- **Task prompt**
All of the lines below are to be transcribed faithfully, with pictures excluded from the copy.

** START OF Data entries **

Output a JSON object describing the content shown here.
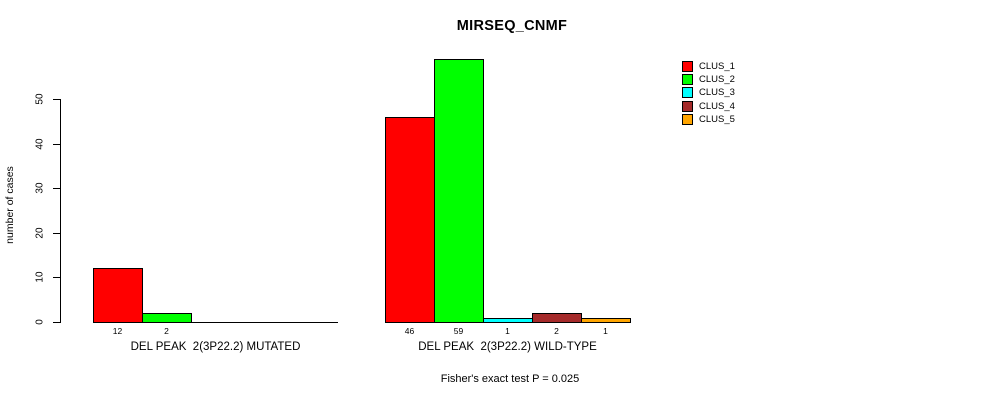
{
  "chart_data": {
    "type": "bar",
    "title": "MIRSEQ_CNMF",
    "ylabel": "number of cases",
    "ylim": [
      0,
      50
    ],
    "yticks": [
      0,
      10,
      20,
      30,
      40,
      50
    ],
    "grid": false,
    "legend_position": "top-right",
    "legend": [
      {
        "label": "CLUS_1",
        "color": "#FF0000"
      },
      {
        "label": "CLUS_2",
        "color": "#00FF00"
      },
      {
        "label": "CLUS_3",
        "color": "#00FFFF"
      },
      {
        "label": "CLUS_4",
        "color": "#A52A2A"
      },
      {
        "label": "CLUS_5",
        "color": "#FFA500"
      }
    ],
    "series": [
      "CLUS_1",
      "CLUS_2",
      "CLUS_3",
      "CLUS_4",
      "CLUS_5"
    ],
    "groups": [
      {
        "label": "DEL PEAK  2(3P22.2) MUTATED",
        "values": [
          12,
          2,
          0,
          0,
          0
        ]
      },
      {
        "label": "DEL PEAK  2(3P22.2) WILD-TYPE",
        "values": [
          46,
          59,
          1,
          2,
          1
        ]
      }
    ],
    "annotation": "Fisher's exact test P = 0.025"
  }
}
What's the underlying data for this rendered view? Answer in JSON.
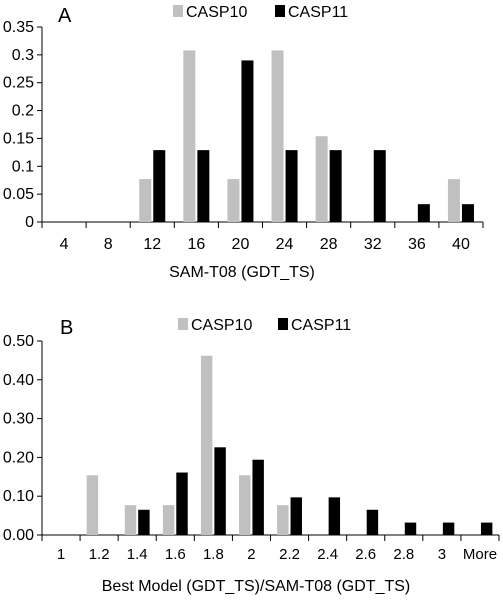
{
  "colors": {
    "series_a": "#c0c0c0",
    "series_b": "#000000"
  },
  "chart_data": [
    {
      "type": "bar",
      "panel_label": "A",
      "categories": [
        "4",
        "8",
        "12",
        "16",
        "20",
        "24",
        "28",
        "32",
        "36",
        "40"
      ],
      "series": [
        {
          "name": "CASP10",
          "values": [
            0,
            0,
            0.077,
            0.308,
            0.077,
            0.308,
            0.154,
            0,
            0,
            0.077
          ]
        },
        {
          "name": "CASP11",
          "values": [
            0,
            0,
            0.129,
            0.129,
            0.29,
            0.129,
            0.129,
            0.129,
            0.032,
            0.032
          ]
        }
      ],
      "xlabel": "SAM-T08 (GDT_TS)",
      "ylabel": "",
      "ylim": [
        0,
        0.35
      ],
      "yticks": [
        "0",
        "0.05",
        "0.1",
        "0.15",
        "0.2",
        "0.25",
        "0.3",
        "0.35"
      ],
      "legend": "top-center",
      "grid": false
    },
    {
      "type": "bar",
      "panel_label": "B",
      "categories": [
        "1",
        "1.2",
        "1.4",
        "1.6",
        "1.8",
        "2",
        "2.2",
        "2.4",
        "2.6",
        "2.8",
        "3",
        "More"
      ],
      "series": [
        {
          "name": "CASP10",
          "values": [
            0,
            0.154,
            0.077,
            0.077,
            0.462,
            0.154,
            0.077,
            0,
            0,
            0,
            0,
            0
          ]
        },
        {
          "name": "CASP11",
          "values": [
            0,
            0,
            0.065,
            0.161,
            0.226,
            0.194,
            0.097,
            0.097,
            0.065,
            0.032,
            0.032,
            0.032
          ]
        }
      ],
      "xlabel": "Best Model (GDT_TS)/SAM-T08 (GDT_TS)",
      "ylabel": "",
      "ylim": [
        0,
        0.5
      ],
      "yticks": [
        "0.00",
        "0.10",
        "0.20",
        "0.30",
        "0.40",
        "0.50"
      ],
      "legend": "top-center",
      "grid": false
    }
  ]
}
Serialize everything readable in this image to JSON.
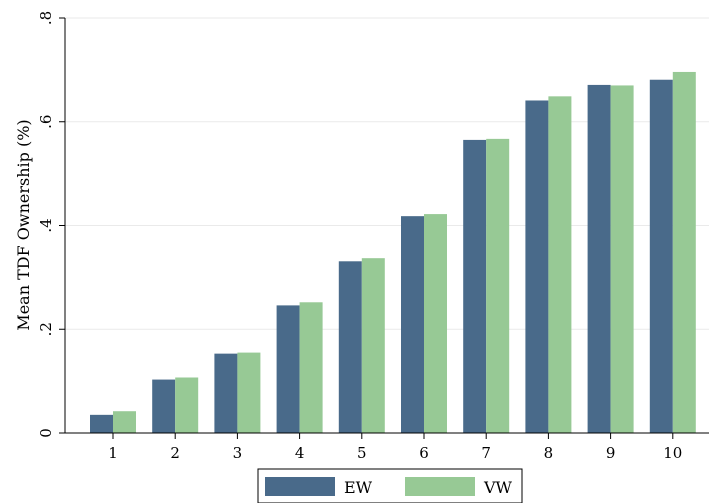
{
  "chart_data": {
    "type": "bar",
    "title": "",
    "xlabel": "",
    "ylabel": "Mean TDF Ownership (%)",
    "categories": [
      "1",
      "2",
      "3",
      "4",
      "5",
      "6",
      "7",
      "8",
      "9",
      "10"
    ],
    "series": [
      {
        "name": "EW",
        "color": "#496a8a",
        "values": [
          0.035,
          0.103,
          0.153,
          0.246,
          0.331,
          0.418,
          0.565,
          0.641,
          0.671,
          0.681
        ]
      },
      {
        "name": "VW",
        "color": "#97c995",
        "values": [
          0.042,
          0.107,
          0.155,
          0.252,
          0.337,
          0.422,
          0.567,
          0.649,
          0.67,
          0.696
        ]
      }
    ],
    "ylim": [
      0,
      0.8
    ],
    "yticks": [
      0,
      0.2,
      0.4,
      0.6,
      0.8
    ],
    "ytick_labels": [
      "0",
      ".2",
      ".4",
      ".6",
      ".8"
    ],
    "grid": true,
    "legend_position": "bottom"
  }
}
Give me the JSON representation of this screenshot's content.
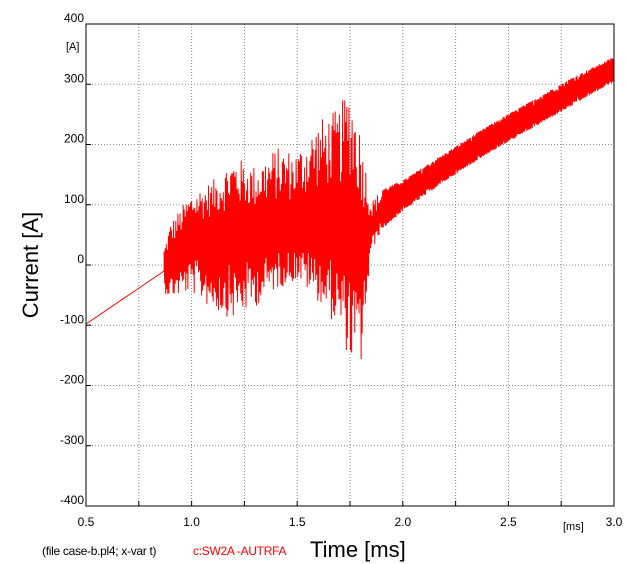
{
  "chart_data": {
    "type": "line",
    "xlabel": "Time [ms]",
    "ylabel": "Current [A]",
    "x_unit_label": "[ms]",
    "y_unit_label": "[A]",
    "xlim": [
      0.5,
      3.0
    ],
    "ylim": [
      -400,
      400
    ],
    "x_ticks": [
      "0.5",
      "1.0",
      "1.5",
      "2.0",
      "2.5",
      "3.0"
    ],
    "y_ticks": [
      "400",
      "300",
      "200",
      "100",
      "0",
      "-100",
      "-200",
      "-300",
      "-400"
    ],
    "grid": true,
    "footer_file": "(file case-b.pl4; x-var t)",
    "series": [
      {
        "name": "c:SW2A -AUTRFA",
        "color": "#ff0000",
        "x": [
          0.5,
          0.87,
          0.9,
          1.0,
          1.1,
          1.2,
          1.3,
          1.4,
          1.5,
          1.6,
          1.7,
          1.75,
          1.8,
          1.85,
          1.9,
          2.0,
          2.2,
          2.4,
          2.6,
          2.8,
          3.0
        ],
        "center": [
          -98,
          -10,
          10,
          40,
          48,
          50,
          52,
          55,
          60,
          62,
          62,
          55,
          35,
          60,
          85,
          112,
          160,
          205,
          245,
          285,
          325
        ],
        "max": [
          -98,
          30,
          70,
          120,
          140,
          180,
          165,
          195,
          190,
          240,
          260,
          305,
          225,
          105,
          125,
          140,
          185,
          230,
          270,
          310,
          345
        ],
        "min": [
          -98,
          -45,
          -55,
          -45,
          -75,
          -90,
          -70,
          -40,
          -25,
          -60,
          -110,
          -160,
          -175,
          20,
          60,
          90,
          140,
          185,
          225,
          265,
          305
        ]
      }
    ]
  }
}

** END OF Data entries **

- **Complete output**
Output a JSON object describing the content shown here.
{
  "chart_data": {
    "type": "bar",
    "title": "MIRSEQ_CNMF",
    "ylabel": "number of cases",
    "ylim": [
      0,
      50
    ],
    "yticks": [
      0,
      10,
      20,
      30,
      40,
      50
    ],
    "grid": false,
    "legend_position": "top-right",
    "legend": [
      {
        "label": "CLUS_1",
        "color": "#FF0000"
      },
      {
        "label": "CLUS_2",
        "color": "#00FF00"
      },
      {
        "label": "CLUS_3",
        "color": "#00FFFF"
      },
      {
        "label": "CLUS_4",
        "color": "#A52A2A"
      },
      {
        "label": "CLUS_5",
        "color": "#FFA500"
      }
    ],
    "series": [
      "CLUS_1",
      "CLUS_2",
      "CLUS_3",
      "CLUS_4",
      "CLUS_5"
    ],
    "groups": [
      {
        "label": "DEL PEAK  2(3P22.2) MUTATED",
        "values": [
          12,
          2,
          0,
          0,
          0
        ]
      },
      {
        "label": "DEL PEAK  2(3P22.2) WILD-TYPE",
        "values": [
          46,
          59,
          1,
          2,
          1
        ]
      }
    ],
    "annotation": "Fisher's exact test P = 0.025"
  }
}
What's the underlying data for this rendered view? Answer in JSON.
{
  "colors": {
    "series_a": "#c0c0c0",
    "series_b": "#000000"
  },
  "chart_data": [
    {
      "type": "bar",
      "panel_label": "A",
      "categories": [
        "4",
        "8",
        "12",
        "16",
        "20",
        "24",
        "28",
        "32",
        "36",
        "40"
      ],
      "series": [
        {
          "name": "CASP10",
          "values": [
            0,
            0,
            0.077,
            0.308,
            0.077,
            0.308,
            0.154,
            0,
            0,
            0.077
          ]
        },
        {
          "name": "CASP11",
          "values": [
            0,
            0,
            0.129,
            0.129,
            0.29,
            0.129,
            0.129,
            0.129,
            0.032,
            0.032
          ]
        }
      ],
      "xlabel": "SAM-T08 (GDT_TS)",
      "ylabel": "",
      "ylim": [
        0,
        0.35
      ],
      "yticks": [
        "0",
        "0.05",
        "0.1",
        "0.15",
        "0.2",
        "0.25",
        "0.3",
        "0.35"
      ],
      "legend": "top-center",
      "grid": false
    },
    {
      "type": "bar",
      "panel_label": "B",
      "categories": [
        "1",
        "1.2",
        "1.4",
        "1.6",
        "1.8",
        "2",
        "2.2",
        "2.4",
        "2.6",
        "2.8",
        "3",
        "More"
      ],
      "series": [
        {
          "name": "CASP10",
          "values": [
            0,
            0.154,
            0.077,
            0.077,
            0.462,
            0.154,
            0.077,
            0,
            0,
            0,
            0,
            0
          ]
        },
        {
          "name": "CASP11",
          "values": [
            0,
            0,
            0.065,
            0.161,
            0.226,
            0.194,
            0.097,
            0.097,
            0.065,
            0.032,
            0.032,
            0.032
          ]
        }
      ],
      "xlabel": "Best Model (GDT_TS)/SAM-T08 (GDT_TS)",
      "ylabel": "",
      "ylim": [
        0,
        0.5
      ],
      "yticks": [
        "0.00",
        "0.10",
        "0.20",
        "0.30",
        "0.40",
        "0.50"
      ],
      "legend": "top-center",
      "grid": false
    }
  ]
}
Serialize everything readable in this image to JSON.
{
  "chart_data": {
    "type": "bar",
    "title": "",
    "xlabel": "",
    "ylabel": "Mean TDF Ownership (%)",
    "categories": [
      "1",
      "2",
      "3",
      "4",
      "5",
      "6",
      "7",
      "8",
      "9",
      "10"
    ],
    "series": [
      {
        "name": "EW",
        "color": "#496a8a",
        "values": [
          0.035,
          0.103,
          0.153,
          0.246,
          0.331,
          0.418,
          0.565,
          0.641,
          0.671,
          0.681
        ]
      },
      {
        "name": "VW",
        "color": "#97c995",
        "values": [
          0.042,
          0.107,
          0.155,
          0.252,
          0.337,
          0.422,
          0.567,
          0.649,
          0.67,
          0.696
        ]
      }
    ],
    "ylim": [
      0,
      0.8
    ],
    "yticks": [
      0,
      0.2,
      0.4,
      0.6,
      0.8
    ],
    "ytick_labels": [
      "0",
      ".2",
      ".4",
      ".6",
      ".8"
    ],
    "grid": true,
    "legend_position": "bottom"
  }
}
Give me the JSON representation of this screenshot's content.
{
  "chart_data": {
    "type": "line",
    "xlabel": "Time [ms]",
    "ylabel": "Current [A]",
    "x_unit_label": "[ms]",
    "y_unit_label": "[A]",
    "xlim": [
      0.5,
      3.0
    ],
    "ylim": [
      -400,
      400
    ],
    "x_ticks": [
      "0.5",
      "1.0",
      "1.5",
      "2.0",
      "2.5",
      "3.0"
    ],
    "y_ticks": [
      "400",
      "300",
      "200",
      "100",
      "0",
      "-100",
      "-200",
      "-300",
      "-400"
    ],
    "grid": true,
    "footer_file": "(file case-b.pl4; x-var t)",
    "series": [
      {
        "name": "c:SW2A -AUTRFA",
        "color": "#ff0000",
        "x": [
          0.5,
          0.87,
          0.9,
          1.0,
          1.1,
          1.2,
          1.3,
          1.4,
          1.5,
          1.6,
          1.7,
          1.75,
          1.8,
          1.85,
          1.9,
          2.0,
          2.2,
          2.4,
          2.6,
          2.8,
          3.0
        ],
        "center": [
          -98,
          -10,
          10,
          40,
          48,
          50,
          52,
          55,
          60,
          62,
          62,
          55,
          35,
          60,
          85,
          112,
          160,
          205,
          245,
          285,
          325
        ],
        "max": [
          -98,
          30,
          70,
          120,
          140,
          180,
          165,
          195,
          190,
          240,
          260,
          305,
          225,
          105,
          125,
          140,
          185,
          230,
          270,
          310,
          345
        ],
        "min": [
          -98,
          -45,
          -55,
          -45,
          -75,
          -90,
          -70,
          -40,
          -25,
          -60,
          -110,
          -160,
          -175,
          20,
          60,
          90,
          140,
          185,
          225,
          265,
          305
        ]
      }
    ]
  }
}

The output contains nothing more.